╔══

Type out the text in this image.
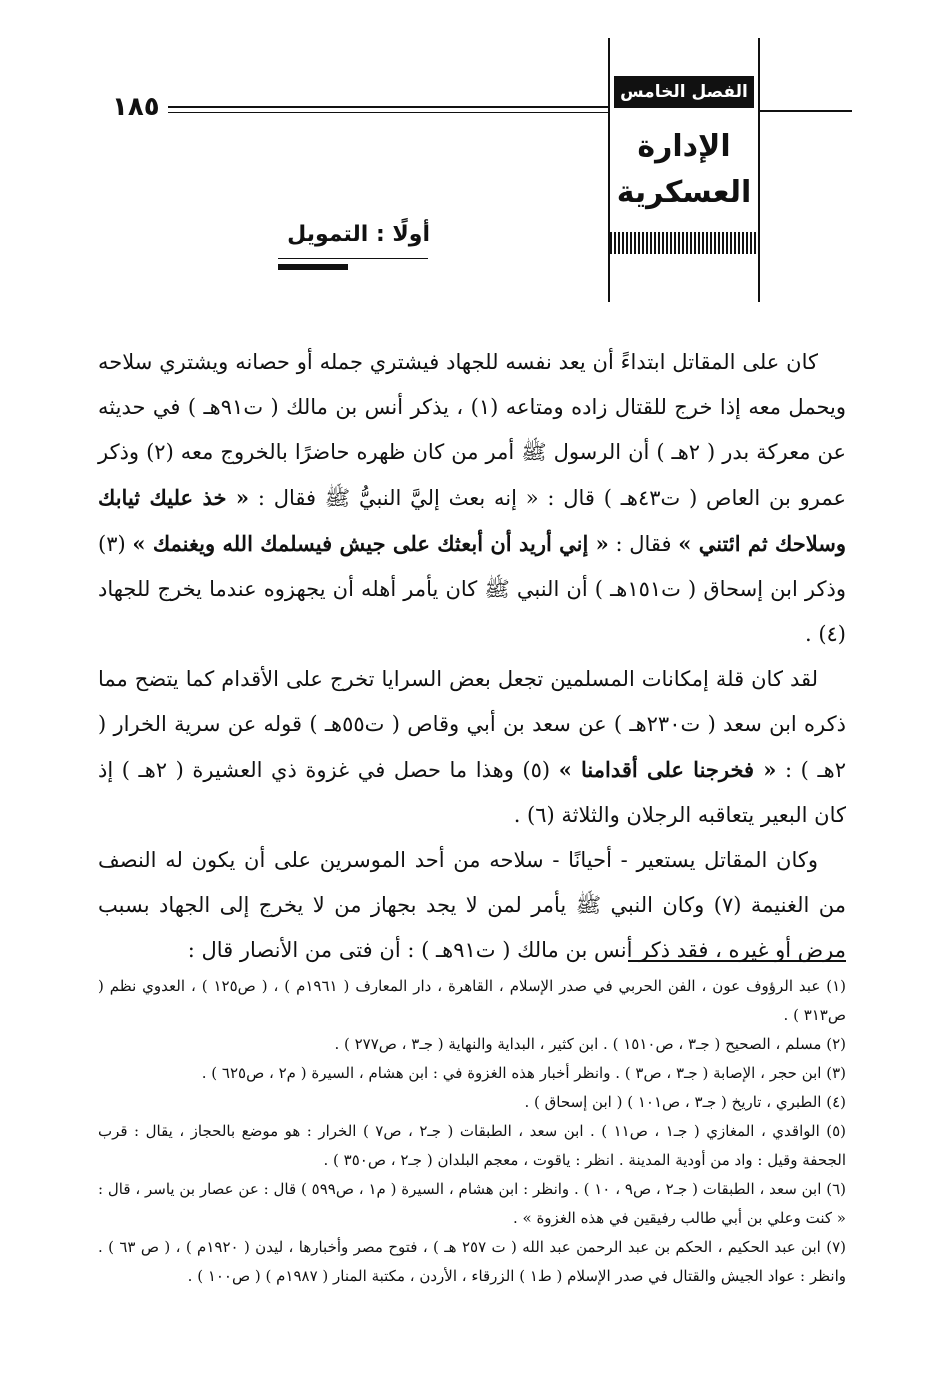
١٨٥	الفصل الخامس
الإدارة
العسكرية
أولًا : التمويل

كان على المقاتل ابتداءً أن يعد نفسه للجهاد فيشتري جمله أو حصانه ويشتري سلاحه ويحمل معه إذا خرج للقتال زاده ومتاعه (١) ، يذكر أنس بن مالك ( ت٩١هـ ) في حديثه عن معركة بدر ( ٢هـ ) أن الرسول ﷺ أمر من كان ظهره حاضرًا بالخروج معه (٢) وذكر عمرو بن العاص ( ت٤٣هـ ) قال : « إنه بعث إليَّ النبيُّ ﷺ فقال : « خذ عليك ثيابك وسلاحك ثم ائتني » فقال : « إني أريد أن أبعثك على جيش فيسلمك الله ويغنمك » (٣) وذكر ابن إسحاق ( ت١٥١هـ ) أن النبي ﷺ كان يأمر أهله أن يجهزوه عندما يخرج للجهاد (٤) .

لقد كان قلة إمكانات المسلمين تجعل بعض السرايا تخرج على الأقدام كما يتضح مما ذكره ابن سعد ( ت٢٣٠هـ ) عن سعد بن أبي وقاص ( ت٥٥هـ ) قوله عن سرية الخرار ( ٢هـ ) : « فخرجنا على أقدامنا » (٥) وهذا ما حصل في غزوة ذي العشيرة ( ٢هـ ) إذ كان البعير يتعاقبه الرجلان والثلاثة (٦) .

وكان المقاتل يستعير - أحيانًا - سلاحه من أحد الموسرين على أن يكون له النصف من الغنيمة (٧) وكان النبي ﷺ يأمر لمن لا يجد بجهاز من لا يخرج إلى الجهاد بسبب مرض أو غيره ، فقد ذكر أنس بن مالك ( ت٩١هـ ) : أن فتى من الأنصار قال :

(١) عبد الرؤوف عون ، الفن الحربي في صدر الإسلام ، القاهرة ، دار المعارف ( ١٩٦١م ) ، ( ص١٢٥ ) ، العدوي نظم ( ص٣١٣ ) .
(٢) مسلم ، الصحيح ( جـ٣ ، ص١٥١٠ ) . ابن كثير ، البداية والنهاية ( جـ٣ ، ص٢٧٧ ) .
(٣) ابن حجر ، الإصابة ( جـ٣ ، ص٣ ) . وانظر أخبار هذه الغزوة في : ابن هشام ، السيرة ( م٢ ، ص٦٢٥ ) .
(٤) الطبري ، تاريخ ( جـ٣ ، ص١٠١ ) ( ابن إسحاق ) .
(٥) الواقدي ، المغازي ( جـ١ ، ص١١ ) . ابن سعد ، الطبقات ( جـ٢ ، ص٧ ) الخرار : هو موضع بالحجاز ، يقال : قرب الجحفة وقيل : واد من أودية المدينة . انظر : ياقوت ، معجم البلدان ( جـ٢ ، ص٣٥٠ ) .
(٦) ابن سعد ، الطبقات ( جـ٢ ، ص٩ ، ١٠ ) . وانظر : ابن هشام ، السيرة ( م١ ، ص٥٩٩ ) قال : عن عصار بن ياسر ، قال : « كنت وعلي بن أبي طالب رفيقين في هذه الغزوة » .
(٧) ابن عبد الحكيم ، الحكم بن عبد الرحمن عبد الله ( ت ٢٥٧ هـ ) ، فتوح مصر وأخبارها ، ليدن ( ١٩٢٠م ) ، ( ص ٦٣ ) . وانظر : عواد الجيش والقتال في صدر الإسلام ( ط١ ) الزرقاء ، الأردن ، مكتبة المنار ( ١٩٨٧م ) ( ص١٠٠ ) .
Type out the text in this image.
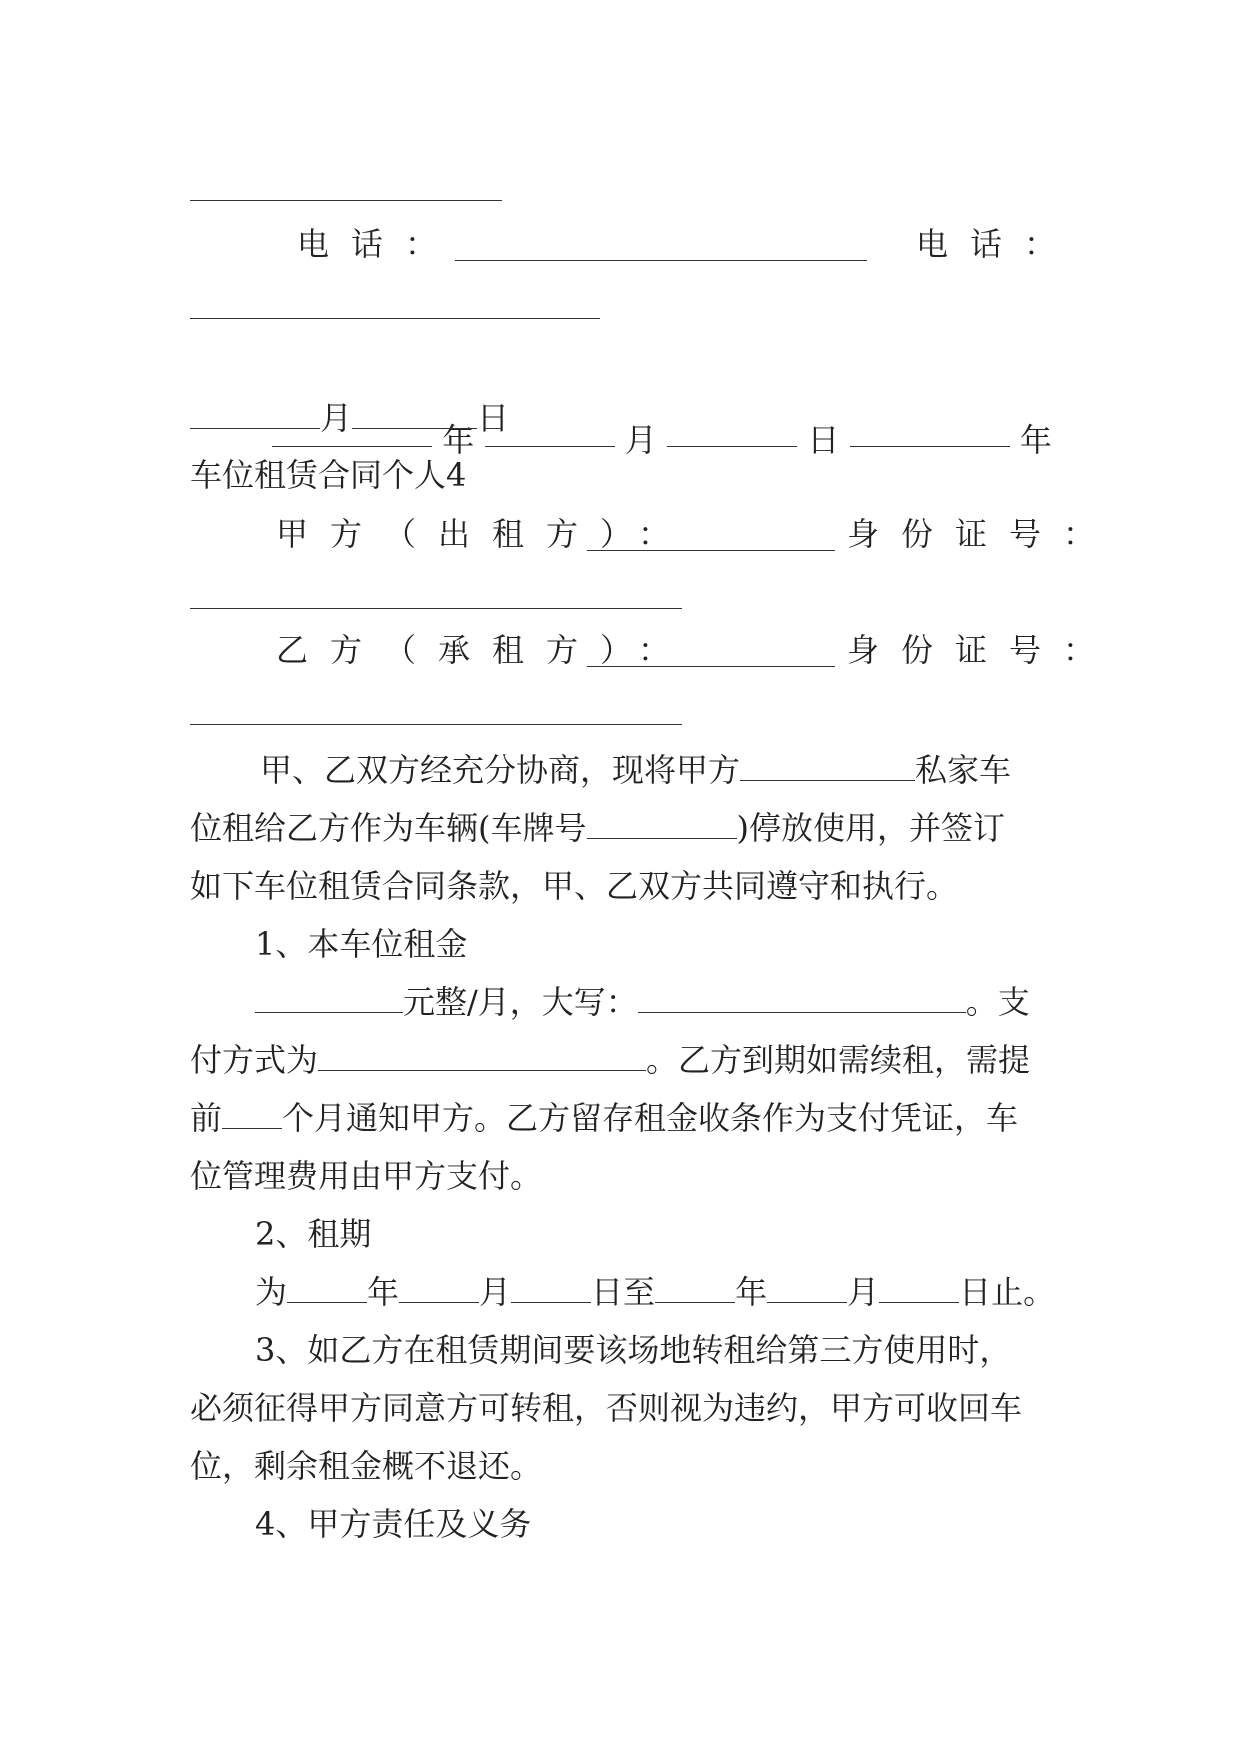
电话：	电话：

年	月	日	年

月	日
车位租赁合同个人4
甲方（出租方）：	身份证号：
乙方（承租方）：	身份证号：
甲、乙双方经充分协商，现将甲方	私家车
位租给乙方作为车辆(车牌号	)停放使用，并签订
如下车位租赁合同条款，甲、乙双方共同遵守和执行。
1、本车位租金
元整/月，大写：	。支
付方式为	。乙方到期如需续租，需提
前 个月通知甲方。乙方留存租金收条作为支付凭证，车
位管理费用由甲方支付。
2、租期
为	年	月	日至	年	月	日止。
3、如乙方在租赁期间要该场地转租给第三方使用时，
必须征得甲方同意方可转租，否则视为违约，甲方可收回车
位，剩余租金概不退还。
4、甲方责任及义务
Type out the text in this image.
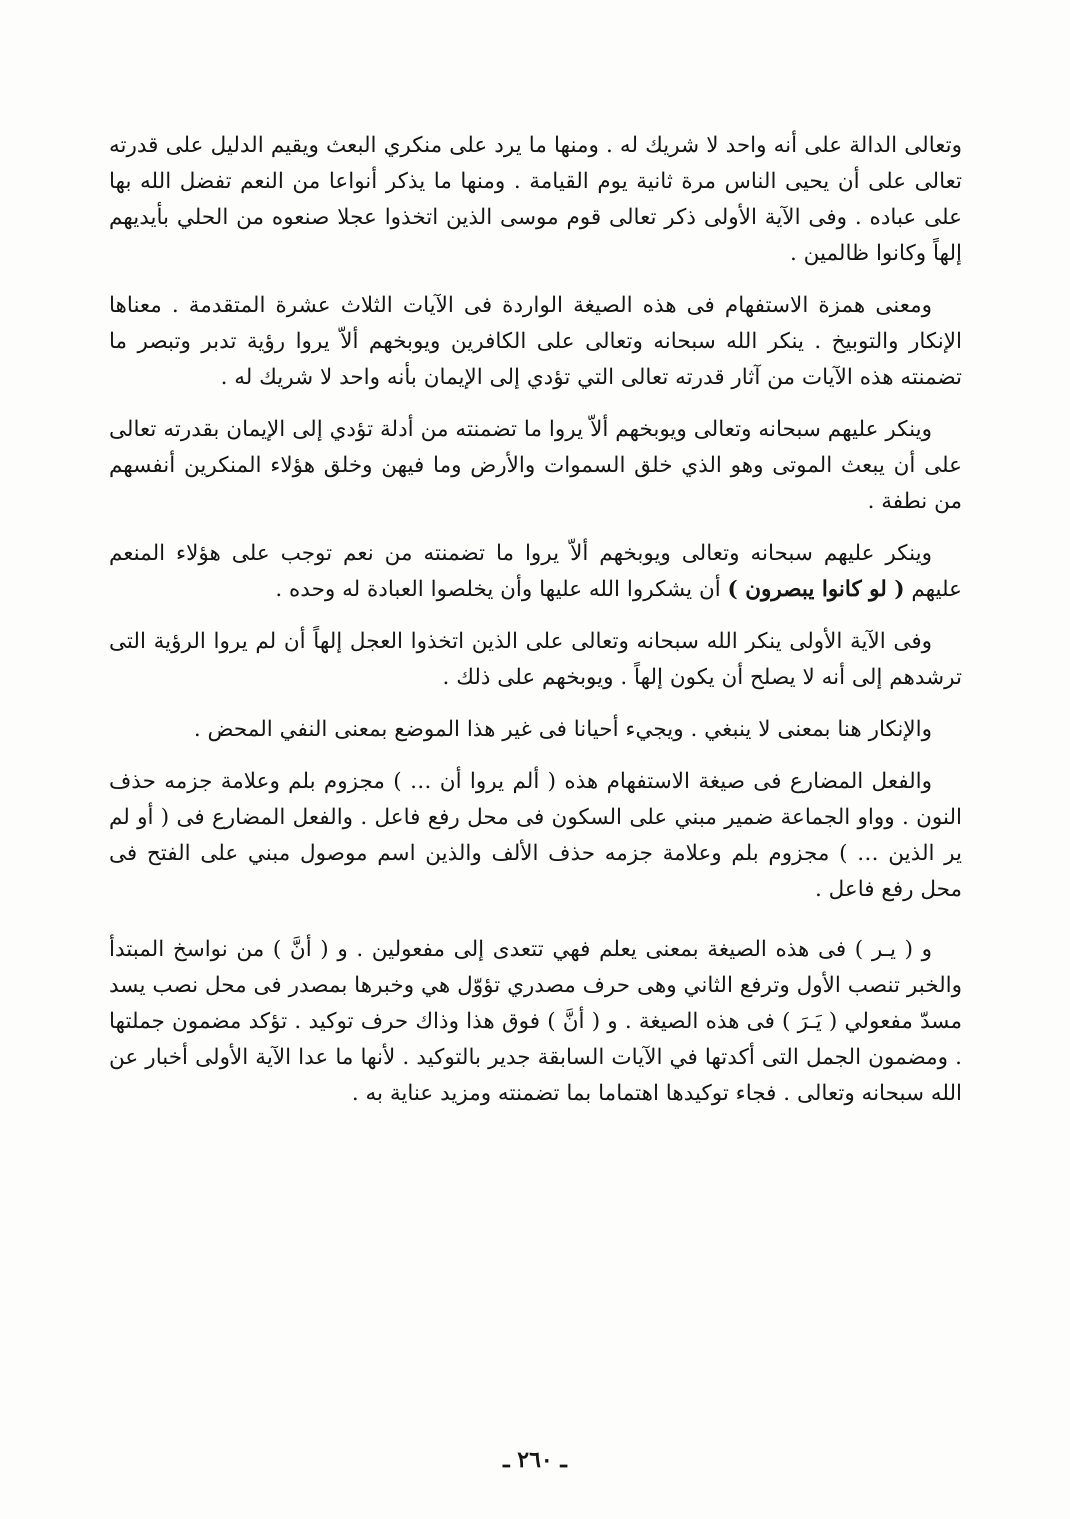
وتعالى الدالة على أنه واحد لا شريك له . ومنها ما يرد على منكري البعث ويقيم الدليل على قدرته تعالى على أن يحيى الناس مرة ثانية يوم القيامة . ومنها ما يذكر أنواعا من النعم تفضل الله بها على عباده . وفى الآية الأولى ذكر تعالى قوم موسى الذين اتخذوا عجلا صنعوه من الحلي بأيديهم إلهاً وكانوا ظالمين .

ومعنى همزة الاستفهام فى هذه الصيغة الواردة فى الآيات الثلاث عشرة المتقدمة . معناها الإنكار والتوبيخ . ينكر الله سبحانه وتعالى على الكافرين ويوبخهم ألاّ يروا رؤية تدبر وتبصر ما تضمنته هذه الآيات من آثار قدرته تعالى التي تؤدي إلى الإيمان بأنه واحد لا شريك له .

وينكر عليهم سبحانه وتعالى ويوبخهم ألاّ يروا ما تضمنته من أدلة تؤدي إلى الإيمان بقدرته تعالى على أن يبعث الموتى وهو الذي خلق السموات والأرض وما فيهن وخلق هؤلاء المنكرين أنفسهم من نطفة .

وينكر عليهم سبحانه وتعالى ويوبخهم ألاّ يروا ما تضمنته من نعم توجب على هؤلاء المنعم عليهم ( لو كانوا يبصرون ) أن يشكروا الله عليها وأن يخلصوا العبادة له وحده .

وفى الآية الأولى ينكر الله سبحانه وتعالى على الذين اتخذوا العجل إلهاً أن لم يروا الرؤية التى ترشدهم إلى أنه لا يصلح أن يكون إلهاً . ويوبخهم على ذلك .

والإنكار هنا بمعنى لا ينبغي . ويجيء أحيانا فى غير هذا الموضع بمعنى النفي المحض .

والفعل المضارع فى صيغة الاستفهام هذه ( ألم يروا أن … ) مجزوم بلم وعلامة جزمه حذف النون . وواو الجماعة ضمير مبني على السكون فى محل رفع فاعل . والفعل المضارع فى ( أو لم ير الذين … ) مجزوم بلم وعلامة جزمه حذف الألف والذين اسم موصول مبني على الفتح فى محل رفع فاعل .

و ( يـر ) فى هذه الصيغة بمعنى يعلم فهي تتعدى إلى مفعولين . و ( أنَّ ) من نواسخ المبتدأ والخبر تنصب الأول وترفع الثاني وهى حرف مصدري تؤوّل هي وخبرها بمصدر فى محل نصب يسد مسدّ مفعولي ( يَـرَ ) فى هذه الصيغة . و ( أنَّ ) فوق هذا وذاك حرف توكيد . تؤكد مضمون جملتها . ومضمون الجمل التى أكدتها في الآيات السابقة جدير بالتوكيد . لأنها ما عدا الآية الأولى أخبار عن الله سبحانه وتعالى . فجاء توكيدها اهتماما بما تضمنته ومزيد عناية به .

ـ ٢٦٠ ـ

╚══

__Task statement__
In the listing above, find each line with the word "الخرار" and copy it.

__Written answer__
لقد كان قلة إمكانات المسلمين تجعل بعض السرايا تخرج على الأقدام كما يتضح مما ذكره ابن سعد ( ت٢٣٠هـ ) عن سعد بن أبي وقاص ( ت٥٥هـ ) قوله عن سرية الخرار ( ٢هـ ) : « فخرجنا على أقدامنا » (٥) وهذا ما حصل في غزوة ذي العشيرة ( ٢هـ ) إذ كان البعير يتعاقبه الرجلان والثلاثة (٦) .
(٥) الواقدي ، المغازي ( جـ١ ، ص١١ ) . ابن سعد ، الطبقات ( جـ٢ ، ص٧ ) الخرار : هو موضع بالحجاز ، يقال : قرب الجحفة وقيل : واد من أودية المدينة . انظر : ياقوت ، معجم البلدان ( جـ٢ ، ص٣٥٠ ) .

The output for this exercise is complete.